Gather, from the data below, each line in which the word "Gold" occurs.
── Data entries ──
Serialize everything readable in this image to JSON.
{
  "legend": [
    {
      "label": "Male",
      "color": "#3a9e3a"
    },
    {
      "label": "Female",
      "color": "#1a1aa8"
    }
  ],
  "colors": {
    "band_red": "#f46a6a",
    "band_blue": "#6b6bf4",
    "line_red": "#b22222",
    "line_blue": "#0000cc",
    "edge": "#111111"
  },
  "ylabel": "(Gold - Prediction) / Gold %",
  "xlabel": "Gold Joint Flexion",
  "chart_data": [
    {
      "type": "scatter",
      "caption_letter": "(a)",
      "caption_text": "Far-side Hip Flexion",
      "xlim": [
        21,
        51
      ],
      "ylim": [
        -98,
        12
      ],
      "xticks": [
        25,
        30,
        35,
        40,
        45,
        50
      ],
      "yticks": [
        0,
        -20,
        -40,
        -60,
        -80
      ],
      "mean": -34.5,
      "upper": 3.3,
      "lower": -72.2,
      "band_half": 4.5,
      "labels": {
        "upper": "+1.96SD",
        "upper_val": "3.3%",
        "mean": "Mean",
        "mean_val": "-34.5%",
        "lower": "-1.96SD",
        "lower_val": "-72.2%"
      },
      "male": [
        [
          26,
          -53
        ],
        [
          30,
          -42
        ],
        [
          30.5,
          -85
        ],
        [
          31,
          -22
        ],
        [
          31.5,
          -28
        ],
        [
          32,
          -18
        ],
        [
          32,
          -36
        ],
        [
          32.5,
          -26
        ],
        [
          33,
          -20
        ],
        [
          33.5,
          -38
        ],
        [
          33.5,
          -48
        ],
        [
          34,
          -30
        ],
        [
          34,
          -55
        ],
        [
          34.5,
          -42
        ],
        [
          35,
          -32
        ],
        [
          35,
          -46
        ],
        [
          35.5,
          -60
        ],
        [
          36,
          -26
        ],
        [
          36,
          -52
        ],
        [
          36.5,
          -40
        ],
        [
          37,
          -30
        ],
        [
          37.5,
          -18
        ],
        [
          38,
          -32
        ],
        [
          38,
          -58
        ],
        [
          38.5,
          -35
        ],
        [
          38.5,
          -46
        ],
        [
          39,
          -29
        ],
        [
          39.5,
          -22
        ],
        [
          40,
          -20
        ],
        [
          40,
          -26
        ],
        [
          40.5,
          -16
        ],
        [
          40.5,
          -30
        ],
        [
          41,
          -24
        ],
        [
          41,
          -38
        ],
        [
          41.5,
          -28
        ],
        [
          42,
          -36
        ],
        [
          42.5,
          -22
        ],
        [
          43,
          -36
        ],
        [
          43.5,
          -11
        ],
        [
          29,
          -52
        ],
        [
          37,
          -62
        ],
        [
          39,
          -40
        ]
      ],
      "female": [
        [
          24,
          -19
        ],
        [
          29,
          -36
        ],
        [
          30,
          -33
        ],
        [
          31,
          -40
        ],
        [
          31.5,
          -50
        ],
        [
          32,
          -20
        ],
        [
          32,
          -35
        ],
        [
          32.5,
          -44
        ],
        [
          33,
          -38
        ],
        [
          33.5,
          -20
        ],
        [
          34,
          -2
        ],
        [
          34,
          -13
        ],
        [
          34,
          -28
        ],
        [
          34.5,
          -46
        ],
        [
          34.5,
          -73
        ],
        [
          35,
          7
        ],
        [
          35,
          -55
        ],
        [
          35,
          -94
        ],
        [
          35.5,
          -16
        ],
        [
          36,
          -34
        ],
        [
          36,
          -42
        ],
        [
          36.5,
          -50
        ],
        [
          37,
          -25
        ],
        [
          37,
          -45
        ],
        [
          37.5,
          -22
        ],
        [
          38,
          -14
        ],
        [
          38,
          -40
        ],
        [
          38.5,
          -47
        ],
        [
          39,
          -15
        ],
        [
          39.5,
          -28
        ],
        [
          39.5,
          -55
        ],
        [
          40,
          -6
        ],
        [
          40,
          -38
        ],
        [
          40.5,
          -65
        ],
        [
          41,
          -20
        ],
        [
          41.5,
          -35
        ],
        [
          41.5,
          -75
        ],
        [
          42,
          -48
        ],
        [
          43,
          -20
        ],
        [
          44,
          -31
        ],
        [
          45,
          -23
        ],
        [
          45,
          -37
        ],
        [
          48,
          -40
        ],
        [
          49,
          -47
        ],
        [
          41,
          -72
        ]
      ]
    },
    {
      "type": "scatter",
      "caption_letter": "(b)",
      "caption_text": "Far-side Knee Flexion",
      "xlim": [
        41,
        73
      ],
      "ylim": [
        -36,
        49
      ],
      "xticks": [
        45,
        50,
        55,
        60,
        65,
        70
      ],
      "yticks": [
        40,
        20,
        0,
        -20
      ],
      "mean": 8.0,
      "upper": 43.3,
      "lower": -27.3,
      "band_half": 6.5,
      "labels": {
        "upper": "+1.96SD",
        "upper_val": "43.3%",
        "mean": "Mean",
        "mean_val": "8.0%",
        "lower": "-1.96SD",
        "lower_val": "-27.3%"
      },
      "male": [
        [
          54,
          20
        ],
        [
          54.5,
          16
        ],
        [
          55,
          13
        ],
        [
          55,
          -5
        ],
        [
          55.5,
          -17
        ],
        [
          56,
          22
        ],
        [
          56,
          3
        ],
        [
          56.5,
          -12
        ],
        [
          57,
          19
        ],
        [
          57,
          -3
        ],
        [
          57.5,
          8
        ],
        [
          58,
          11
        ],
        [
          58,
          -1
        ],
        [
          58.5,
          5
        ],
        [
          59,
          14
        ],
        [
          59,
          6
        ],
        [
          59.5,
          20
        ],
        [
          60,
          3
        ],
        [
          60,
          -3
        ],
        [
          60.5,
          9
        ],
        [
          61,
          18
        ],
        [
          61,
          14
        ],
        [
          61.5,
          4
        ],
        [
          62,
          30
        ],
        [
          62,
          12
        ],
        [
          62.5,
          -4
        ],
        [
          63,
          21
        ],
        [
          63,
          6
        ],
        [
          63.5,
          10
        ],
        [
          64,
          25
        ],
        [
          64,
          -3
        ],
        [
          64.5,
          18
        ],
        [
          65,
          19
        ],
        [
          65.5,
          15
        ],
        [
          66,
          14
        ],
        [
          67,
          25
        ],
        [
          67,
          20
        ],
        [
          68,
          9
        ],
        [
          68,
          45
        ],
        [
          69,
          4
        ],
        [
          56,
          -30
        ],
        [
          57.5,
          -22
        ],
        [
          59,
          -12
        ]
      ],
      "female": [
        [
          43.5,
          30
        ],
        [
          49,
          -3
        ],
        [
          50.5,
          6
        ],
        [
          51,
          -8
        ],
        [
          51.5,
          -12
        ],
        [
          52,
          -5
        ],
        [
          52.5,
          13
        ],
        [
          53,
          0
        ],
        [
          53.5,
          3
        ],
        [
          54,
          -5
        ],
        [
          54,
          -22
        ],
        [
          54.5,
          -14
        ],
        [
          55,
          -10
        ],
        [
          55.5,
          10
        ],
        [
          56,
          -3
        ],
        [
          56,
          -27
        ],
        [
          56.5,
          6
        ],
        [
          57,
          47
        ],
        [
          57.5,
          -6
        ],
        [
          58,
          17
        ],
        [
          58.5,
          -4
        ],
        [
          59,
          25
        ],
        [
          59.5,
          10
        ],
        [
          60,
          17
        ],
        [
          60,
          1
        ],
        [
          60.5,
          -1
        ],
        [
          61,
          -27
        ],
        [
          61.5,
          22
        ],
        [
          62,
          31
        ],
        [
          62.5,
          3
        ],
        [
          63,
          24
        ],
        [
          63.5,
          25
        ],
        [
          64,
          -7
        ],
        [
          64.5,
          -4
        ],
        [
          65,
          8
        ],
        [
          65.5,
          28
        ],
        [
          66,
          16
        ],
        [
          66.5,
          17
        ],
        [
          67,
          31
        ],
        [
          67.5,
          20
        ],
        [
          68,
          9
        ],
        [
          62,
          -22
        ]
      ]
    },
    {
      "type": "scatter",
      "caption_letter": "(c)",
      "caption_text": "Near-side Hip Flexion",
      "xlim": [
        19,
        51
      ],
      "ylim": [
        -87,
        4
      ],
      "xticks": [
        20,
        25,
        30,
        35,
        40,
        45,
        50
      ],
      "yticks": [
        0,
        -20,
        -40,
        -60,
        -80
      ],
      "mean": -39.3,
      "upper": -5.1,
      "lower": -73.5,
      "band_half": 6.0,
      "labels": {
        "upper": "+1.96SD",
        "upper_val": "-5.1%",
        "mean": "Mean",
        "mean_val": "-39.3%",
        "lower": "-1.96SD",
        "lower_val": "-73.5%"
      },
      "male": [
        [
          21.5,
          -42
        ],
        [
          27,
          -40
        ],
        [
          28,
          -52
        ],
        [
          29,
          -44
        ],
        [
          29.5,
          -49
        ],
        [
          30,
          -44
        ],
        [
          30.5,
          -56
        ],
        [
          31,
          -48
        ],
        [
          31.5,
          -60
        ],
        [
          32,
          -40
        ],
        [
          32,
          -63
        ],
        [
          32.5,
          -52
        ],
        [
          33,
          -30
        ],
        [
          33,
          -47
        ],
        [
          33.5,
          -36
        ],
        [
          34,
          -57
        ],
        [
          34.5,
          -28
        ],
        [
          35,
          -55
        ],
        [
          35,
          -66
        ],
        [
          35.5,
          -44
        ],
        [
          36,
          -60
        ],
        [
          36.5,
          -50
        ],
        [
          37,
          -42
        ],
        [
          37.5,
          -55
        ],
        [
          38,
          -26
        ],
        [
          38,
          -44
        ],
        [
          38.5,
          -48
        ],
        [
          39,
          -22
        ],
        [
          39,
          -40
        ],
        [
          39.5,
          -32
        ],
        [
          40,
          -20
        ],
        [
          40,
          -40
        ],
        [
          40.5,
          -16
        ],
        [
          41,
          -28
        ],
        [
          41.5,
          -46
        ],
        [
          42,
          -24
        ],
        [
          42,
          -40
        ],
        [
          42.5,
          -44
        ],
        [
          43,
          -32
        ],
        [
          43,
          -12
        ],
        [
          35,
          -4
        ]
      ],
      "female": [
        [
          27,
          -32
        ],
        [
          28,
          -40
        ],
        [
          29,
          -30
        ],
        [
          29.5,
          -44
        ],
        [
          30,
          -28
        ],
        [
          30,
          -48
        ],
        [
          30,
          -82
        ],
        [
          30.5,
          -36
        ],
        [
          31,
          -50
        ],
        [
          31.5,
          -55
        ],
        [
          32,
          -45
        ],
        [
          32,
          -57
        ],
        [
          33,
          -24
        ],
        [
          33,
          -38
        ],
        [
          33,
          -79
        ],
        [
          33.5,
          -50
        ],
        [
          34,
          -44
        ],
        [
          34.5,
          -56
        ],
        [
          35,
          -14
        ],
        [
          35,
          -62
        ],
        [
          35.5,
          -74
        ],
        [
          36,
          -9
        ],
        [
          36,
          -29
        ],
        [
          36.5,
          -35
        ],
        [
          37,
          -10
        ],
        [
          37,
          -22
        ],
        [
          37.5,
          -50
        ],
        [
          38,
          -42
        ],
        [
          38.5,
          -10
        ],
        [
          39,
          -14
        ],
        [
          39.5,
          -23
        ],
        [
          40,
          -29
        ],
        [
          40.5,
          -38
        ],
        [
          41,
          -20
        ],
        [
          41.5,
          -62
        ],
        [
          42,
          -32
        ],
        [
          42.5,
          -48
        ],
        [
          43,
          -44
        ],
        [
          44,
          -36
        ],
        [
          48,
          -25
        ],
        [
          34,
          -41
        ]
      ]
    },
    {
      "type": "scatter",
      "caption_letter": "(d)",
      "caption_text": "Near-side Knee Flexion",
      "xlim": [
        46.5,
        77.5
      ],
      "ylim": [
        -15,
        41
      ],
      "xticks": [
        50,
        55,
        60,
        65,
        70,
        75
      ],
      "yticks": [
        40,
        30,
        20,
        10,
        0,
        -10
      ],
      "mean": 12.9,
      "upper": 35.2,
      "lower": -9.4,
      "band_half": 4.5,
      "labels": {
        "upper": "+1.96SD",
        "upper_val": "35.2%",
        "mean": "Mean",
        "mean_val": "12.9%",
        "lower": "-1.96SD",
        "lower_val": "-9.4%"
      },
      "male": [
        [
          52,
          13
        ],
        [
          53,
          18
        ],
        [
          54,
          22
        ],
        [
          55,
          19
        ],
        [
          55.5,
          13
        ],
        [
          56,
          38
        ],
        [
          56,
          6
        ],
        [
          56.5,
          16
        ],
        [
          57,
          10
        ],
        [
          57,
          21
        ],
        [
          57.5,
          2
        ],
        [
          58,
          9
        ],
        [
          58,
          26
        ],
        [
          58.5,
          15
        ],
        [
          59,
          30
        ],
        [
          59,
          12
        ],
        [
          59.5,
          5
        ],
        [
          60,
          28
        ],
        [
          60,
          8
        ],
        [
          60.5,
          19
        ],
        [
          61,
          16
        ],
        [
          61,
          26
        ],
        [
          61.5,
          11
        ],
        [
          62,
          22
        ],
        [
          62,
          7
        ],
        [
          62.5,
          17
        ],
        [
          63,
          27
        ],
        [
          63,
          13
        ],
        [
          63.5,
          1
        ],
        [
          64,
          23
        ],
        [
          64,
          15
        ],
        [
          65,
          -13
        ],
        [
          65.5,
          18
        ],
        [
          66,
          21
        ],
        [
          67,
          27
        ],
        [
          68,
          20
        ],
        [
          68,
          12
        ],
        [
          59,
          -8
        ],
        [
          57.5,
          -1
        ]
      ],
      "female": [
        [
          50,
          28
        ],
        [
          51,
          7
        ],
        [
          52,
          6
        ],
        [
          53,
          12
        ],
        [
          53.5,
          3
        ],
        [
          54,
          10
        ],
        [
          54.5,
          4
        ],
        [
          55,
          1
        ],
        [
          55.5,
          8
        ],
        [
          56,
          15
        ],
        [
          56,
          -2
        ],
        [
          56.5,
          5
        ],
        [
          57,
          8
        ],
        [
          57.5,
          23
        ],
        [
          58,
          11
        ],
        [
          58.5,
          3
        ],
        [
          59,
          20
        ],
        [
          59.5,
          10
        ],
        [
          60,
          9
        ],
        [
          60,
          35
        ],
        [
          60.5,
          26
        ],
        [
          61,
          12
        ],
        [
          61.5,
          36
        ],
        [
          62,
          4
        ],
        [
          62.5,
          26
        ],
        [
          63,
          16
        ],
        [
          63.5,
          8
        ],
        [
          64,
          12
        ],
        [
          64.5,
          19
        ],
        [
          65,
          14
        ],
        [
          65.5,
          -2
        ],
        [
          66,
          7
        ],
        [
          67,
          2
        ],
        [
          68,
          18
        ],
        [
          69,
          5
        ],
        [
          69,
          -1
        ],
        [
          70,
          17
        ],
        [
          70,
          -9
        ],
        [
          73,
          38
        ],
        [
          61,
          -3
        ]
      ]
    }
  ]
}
───
* Output for this exercise:
  "ylabel": "(Gold - Prediction) / Gold %",
  "xlabel": "Gold Joint Flexion",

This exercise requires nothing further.